GIVEN RECORDS:
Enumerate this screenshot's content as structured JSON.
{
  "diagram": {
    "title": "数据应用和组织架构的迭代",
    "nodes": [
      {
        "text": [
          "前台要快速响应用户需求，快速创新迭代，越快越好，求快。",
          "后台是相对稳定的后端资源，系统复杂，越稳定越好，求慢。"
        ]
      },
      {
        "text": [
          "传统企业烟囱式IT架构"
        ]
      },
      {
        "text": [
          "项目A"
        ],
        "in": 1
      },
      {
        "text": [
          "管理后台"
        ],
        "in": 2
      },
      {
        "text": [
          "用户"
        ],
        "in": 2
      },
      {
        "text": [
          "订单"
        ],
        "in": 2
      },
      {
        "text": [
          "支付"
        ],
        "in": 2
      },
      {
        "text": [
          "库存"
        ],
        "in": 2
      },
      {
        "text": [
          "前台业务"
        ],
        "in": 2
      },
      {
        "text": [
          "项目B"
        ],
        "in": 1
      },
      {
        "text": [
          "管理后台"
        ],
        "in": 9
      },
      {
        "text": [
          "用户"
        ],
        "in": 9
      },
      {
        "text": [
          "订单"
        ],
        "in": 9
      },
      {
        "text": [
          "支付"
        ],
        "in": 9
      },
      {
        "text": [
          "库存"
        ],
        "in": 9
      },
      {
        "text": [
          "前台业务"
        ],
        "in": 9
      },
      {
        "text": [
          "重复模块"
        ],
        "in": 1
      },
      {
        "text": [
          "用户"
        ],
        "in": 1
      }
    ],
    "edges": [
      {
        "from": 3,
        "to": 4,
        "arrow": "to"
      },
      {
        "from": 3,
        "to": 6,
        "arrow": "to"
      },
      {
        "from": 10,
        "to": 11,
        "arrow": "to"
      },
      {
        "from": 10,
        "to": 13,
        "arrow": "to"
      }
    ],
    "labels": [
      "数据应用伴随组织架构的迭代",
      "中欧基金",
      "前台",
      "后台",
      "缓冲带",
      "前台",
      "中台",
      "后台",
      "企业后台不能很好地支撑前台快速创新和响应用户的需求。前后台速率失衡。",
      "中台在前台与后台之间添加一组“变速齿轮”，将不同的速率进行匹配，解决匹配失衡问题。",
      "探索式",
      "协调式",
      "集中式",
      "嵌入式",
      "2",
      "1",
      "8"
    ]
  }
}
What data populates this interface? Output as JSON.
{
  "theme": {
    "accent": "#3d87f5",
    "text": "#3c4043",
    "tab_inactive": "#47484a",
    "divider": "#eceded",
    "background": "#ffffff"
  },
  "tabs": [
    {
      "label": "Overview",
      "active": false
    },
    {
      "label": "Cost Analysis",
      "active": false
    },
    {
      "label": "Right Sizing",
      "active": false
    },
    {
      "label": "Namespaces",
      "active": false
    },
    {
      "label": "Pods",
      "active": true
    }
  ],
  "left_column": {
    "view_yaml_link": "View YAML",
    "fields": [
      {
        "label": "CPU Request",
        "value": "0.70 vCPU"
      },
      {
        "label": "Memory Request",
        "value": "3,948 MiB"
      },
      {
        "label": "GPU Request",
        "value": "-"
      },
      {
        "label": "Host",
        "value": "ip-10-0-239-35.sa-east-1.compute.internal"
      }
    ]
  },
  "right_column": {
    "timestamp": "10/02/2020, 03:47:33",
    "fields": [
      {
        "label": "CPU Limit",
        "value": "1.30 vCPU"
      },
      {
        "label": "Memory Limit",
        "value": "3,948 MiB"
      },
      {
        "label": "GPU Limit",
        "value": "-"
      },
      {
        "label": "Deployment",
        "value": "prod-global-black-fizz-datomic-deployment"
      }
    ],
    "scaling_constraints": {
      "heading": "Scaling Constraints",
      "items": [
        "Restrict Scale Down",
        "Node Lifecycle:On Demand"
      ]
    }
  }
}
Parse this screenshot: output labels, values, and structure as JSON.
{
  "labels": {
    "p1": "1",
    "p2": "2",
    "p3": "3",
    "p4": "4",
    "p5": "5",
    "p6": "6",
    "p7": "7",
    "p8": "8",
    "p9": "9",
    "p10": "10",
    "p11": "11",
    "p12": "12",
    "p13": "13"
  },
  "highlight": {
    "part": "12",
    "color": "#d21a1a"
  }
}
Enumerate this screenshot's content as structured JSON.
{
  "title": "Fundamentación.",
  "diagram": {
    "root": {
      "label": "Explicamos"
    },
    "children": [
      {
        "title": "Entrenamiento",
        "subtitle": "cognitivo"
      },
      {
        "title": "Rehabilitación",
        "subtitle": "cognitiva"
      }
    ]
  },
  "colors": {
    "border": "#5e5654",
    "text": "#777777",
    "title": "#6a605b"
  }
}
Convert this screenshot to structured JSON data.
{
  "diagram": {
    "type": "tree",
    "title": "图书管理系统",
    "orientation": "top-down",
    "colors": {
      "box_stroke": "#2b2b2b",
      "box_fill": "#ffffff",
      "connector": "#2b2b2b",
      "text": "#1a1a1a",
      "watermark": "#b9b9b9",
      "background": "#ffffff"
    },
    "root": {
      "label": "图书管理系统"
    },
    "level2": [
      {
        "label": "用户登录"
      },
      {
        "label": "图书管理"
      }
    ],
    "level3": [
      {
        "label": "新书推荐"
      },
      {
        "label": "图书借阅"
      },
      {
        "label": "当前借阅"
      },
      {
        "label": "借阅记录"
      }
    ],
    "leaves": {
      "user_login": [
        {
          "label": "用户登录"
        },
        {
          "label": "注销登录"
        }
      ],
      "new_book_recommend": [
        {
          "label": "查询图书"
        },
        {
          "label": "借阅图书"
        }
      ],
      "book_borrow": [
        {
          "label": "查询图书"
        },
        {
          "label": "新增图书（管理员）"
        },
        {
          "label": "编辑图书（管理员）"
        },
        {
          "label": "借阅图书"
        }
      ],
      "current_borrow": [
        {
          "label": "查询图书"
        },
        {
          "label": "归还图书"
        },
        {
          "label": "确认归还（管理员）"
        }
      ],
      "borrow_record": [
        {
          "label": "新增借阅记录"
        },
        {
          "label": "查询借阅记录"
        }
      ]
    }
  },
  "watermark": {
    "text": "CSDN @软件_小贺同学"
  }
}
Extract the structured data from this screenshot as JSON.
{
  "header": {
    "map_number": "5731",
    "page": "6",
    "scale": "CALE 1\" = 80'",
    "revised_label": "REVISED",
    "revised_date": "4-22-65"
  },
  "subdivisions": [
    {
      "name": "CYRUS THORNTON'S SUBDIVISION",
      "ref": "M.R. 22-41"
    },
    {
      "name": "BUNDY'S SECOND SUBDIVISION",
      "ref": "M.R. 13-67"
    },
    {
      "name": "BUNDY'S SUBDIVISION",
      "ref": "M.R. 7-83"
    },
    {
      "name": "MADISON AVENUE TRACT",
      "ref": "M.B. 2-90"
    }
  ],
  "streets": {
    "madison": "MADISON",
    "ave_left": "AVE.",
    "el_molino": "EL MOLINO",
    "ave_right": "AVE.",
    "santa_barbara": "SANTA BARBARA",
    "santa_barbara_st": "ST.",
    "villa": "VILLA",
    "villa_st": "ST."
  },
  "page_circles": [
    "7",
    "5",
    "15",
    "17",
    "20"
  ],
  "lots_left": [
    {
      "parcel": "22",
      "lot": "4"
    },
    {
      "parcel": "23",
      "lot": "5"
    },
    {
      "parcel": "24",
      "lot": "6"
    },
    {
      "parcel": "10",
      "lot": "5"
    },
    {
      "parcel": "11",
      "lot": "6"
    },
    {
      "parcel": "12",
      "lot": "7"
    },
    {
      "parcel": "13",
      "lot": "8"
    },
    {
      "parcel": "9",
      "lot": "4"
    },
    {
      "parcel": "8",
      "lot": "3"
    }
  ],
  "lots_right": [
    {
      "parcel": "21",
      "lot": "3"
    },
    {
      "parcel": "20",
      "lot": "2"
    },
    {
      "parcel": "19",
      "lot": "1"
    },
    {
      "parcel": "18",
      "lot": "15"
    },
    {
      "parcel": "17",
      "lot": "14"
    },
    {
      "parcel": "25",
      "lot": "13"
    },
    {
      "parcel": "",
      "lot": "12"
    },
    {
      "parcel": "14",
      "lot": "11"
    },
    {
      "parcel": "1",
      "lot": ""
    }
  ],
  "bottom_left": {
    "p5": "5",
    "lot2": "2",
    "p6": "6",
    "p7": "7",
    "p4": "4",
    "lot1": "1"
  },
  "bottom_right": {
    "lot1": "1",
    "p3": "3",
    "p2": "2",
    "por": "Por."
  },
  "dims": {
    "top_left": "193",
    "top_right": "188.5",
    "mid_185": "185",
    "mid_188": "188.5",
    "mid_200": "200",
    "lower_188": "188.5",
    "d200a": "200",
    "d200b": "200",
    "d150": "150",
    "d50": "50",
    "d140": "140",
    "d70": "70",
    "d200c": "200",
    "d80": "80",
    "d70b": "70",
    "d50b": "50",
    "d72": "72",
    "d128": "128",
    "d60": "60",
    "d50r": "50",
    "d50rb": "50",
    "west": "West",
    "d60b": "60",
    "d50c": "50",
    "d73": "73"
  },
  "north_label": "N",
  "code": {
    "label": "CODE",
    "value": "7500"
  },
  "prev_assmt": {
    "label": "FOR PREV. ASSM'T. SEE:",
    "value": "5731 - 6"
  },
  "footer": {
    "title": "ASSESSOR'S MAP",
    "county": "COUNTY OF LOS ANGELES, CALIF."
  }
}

WORK TO COMPLETE: Pick out every line of the listing containing the word "MADISON", and show those lines.

SOLUTION:
      "name": "MADISON AVENUE TRACT",
    "madison": "MADISON",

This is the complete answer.